──────── Data for review ────────

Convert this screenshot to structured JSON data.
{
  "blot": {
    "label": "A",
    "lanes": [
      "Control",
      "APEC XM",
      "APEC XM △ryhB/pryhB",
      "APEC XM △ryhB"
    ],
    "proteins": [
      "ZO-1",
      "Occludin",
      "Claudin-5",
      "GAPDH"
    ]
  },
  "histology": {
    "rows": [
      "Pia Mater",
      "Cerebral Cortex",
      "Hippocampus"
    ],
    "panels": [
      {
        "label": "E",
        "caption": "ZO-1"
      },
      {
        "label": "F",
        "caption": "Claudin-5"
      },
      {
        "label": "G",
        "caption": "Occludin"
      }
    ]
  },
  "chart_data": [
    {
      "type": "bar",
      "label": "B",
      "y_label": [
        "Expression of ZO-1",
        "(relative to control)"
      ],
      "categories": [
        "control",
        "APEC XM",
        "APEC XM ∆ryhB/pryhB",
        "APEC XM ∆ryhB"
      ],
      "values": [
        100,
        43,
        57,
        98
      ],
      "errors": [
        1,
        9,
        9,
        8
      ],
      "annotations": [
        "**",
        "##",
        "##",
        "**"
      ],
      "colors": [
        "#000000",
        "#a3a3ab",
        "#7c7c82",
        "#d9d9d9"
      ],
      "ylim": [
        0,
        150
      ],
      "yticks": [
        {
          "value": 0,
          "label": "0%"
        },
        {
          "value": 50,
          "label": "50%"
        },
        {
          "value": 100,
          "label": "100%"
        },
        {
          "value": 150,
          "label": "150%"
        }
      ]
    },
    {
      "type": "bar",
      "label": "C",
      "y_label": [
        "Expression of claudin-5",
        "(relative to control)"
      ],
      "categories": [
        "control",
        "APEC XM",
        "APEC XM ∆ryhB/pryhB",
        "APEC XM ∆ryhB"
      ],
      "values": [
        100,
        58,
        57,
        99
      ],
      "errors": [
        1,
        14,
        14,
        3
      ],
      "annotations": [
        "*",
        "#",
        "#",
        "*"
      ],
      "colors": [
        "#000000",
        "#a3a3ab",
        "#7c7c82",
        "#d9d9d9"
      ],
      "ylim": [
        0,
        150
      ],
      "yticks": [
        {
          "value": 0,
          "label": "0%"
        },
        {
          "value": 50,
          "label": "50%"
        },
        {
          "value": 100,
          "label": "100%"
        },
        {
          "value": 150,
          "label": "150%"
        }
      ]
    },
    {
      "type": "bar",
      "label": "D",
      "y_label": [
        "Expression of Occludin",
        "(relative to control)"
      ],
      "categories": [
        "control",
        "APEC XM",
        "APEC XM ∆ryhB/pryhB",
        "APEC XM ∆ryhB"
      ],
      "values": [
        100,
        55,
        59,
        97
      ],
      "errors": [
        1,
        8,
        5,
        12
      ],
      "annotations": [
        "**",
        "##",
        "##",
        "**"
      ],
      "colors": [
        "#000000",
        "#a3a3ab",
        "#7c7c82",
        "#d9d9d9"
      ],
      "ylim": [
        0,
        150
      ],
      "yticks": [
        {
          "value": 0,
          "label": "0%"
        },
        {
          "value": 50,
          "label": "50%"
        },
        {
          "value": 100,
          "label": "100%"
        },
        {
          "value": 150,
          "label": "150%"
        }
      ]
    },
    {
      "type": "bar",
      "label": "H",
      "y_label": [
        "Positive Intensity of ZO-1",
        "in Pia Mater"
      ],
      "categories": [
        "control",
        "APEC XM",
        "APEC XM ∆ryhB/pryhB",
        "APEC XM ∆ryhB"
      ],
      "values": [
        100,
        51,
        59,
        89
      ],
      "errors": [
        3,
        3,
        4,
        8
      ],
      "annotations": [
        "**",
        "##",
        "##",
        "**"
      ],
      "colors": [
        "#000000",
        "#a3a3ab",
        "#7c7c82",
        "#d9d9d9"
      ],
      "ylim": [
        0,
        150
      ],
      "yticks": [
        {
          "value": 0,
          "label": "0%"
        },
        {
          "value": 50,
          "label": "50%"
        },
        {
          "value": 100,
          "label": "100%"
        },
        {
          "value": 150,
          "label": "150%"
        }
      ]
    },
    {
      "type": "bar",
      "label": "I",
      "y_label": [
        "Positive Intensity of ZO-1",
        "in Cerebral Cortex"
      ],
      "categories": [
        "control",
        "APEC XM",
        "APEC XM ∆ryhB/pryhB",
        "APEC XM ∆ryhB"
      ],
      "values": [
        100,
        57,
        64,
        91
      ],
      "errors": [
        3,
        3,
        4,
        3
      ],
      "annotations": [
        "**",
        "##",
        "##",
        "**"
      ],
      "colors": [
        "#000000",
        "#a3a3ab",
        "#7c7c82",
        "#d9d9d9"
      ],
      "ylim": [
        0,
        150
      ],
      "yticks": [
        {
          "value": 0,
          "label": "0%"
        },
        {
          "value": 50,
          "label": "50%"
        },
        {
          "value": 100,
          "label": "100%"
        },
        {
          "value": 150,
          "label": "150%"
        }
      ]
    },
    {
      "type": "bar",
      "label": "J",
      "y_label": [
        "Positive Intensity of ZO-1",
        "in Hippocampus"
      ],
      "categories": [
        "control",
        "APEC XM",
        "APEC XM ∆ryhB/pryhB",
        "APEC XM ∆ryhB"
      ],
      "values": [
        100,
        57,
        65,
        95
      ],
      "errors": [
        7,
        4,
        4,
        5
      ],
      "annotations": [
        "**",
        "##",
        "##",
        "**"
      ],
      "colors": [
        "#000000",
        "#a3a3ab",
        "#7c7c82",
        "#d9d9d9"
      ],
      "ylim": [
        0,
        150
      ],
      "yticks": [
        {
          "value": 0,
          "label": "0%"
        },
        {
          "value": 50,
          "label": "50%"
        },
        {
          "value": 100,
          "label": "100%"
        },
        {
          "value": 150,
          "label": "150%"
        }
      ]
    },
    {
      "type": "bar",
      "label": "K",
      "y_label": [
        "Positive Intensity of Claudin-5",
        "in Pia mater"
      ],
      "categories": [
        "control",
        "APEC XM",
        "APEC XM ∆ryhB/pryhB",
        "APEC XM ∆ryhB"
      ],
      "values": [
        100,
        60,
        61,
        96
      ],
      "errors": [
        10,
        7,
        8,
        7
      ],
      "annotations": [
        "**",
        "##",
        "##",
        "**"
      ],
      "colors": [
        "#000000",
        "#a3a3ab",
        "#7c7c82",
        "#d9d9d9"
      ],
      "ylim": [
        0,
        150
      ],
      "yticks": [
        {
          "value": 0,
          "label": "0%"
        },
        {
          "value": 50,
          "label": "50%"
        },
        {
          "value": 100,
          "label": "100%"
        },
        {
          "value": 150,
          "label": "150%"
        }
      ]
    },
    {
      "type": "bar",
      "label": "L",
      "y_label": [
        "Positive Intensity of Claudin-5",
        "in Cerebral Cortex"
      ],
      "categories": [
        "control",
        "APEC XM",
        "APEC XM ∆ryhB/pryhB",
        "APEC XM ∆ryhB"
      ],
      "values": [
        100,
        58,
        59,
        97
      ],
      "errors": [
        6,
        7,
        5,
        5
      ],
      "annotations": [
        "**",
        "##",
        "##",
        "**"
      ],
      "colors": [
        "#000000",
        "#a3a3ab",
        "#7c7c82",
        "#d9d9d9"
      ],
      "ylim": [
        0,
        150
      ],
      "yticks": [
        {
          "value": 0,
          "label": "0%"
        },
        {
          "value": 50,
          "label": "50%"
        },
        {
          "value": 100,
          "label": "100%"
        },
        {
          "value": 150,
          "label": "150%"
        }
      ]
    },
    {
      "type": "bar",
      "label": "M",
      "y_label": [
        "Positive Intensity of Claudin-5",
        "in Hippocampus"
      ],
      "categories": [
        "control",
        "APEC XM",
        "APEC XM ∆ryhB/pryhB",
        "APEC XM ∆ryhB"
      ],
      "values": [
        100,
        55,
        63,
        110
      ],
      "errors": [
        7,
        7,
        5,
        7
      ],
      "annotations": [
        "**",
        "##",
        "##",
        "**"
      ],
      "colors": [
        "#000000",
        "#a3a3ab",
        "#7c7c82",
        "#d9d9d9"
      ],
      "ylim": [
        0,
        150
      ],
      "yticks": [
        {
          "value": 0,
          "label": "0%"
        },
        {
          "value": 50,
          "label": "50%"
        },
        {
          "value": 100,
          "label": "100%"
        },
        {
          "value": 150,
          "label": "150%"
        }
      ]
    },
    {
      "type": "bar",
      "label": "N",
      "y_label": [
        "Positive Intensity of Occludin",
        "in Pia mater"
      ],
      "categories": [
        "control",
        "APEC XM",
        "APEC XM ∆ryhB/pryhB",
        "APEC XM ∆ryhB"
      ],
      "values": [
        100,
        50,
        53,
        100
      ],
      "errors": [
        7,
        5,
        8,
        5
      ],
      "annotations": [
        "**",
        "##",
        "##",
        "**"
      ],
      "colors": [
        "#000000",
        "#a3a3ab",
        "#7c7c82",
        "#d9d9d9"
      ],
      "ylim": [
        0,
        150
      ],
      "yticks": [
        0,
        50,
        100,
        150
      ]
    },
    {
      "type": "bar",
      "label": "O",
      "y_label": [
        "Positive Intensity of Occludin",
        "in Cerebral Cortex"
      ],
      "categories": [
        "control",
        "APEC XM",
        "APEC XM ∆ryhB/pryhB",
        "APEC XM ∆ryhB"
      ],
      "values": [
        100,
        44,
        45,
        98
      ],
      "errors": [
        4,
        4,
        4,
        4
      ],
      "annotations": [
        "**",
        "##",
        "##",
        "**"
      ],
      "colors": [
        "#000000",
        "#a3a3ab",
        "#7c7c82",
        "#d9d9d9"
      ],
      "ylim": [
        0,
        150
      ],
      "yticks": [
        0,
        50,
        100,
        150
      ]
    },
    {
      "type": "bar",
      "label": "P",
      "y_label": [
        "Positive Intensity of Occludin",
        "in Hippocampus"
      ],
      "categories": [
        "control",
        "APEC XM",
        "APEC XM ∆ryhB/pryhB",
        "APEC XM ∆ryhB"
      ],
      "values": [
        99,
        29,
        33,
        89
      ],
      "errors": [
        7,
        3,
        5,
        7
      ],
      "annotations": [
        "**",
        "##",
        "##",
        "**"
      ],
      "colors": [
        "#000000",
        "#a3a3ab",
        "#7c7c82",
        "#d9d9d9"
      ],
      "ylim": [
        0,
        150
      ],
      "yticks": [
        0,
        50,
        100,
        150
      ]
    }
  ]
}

────────

§ **Exercise details**: What this exercise asks for is every line of the data above with the word "Expression".

§ **Written response**:
        "Expression of ZO-1",
        "Expression of claudin-5",
        "Expression of Occludin",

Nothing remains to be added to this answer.